### Work to complete
Show, in full, each line of the data that contains "nāma".

### The data
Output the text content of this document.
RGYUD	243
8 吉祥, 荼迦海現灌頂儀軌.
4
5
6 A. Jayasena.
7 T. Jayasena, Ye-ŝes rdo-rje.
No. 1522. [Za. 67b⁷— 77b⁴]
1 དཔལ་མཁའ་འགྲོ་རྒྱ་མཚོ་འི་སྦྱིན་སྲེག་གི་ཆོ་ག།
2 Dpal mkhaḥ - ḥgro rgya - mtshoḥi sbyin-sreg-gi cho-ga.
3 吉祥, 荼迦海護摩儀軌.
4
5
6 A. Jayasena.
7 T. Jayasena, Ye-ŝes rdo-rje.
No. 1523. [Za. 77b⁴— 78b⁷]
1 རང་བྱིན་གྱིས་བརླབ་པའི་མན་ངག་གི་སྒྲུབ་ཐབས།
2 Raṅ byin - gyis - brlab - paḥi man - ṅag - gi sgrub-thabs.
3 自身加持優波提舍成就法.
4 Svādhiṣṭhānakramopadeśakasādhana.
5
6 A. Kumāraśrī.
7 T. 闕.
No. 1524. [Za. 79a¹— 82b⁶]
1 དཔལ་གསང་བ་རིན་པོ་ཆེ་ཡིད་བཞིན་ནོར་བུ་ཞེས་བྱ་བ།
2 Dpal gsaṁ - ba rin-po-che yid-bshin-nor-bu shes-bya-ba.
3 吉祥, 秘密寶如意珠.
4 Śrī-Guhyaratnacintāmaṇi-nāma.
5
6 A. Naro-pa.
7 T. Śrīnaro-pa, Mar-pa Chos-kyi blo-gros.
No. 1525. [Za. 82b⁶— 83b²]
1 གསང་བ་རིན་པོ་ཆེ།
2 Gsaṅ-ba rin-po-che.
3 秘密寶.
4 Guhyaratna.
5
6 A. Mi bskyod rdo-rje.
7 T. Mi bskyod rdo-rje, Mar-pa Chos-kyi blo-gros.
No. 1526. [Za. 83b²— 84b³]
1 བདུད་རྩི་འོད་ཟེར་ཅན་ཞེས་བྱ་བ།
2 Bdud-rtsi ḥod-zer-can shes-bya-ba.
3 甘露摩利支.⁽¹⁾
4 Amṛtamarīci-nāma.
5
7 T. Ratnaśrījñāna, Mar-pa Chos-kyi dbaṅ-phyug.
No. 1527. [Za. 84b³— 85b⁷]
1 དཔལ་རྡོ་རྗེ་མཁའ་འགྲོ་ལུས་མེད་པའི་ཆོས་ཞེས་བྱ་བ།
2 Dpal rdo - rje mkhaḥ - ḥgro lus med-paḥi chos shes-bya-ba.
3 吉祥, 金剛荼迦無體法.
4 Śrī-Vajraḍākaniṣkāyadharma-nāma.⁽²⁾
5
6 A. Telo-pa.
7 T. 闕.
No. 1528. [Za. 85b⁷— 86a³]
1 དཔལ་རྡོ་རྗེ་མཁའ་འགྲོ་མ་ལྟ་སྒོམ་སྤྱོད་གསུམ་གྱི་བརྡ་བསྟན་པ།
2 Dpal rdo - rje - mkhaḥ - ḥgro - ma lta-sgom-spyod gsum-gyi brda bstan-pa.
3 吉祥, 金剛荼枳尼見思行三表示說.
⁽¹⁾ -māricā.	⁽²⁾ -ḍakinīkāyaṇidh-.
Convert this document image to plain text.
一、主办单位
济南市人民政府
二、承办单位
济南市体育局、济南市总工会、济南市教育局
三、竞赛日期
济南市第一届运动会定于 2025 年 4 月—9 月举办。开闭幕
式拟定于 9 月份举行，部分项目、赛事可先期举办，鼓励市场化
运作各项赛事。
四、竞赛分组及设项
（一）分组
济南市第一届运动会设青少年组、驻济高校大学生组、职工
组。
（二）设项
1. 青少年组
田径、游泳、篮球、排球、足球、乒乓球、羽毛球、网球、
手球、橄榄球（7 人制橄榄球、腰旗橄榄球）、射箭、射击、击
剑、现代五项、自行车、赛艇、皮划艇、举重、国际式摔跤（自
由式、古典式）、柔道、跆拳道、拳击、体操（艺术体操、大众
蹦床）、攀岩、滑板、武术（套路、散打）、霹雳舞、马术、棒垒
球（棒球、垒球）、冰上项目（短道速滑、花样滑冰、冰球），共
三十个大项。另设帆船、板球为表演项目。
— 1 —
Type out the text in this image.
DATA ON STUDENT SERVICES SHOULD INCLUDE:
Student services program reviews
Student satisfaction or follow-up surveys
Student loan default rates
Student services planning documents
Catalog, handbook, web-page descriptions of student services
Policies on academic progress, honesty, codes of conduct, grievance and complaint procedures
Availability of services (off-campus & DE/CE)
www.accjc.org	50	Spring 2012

### The result
4 Śrī-Guhyaratnacintāmaṇi-nāma.
4 Amṛtamarīci-nāma.
4 Śrī-Vajraḍākaniṣkāyadharma-nāma.⁽²⁾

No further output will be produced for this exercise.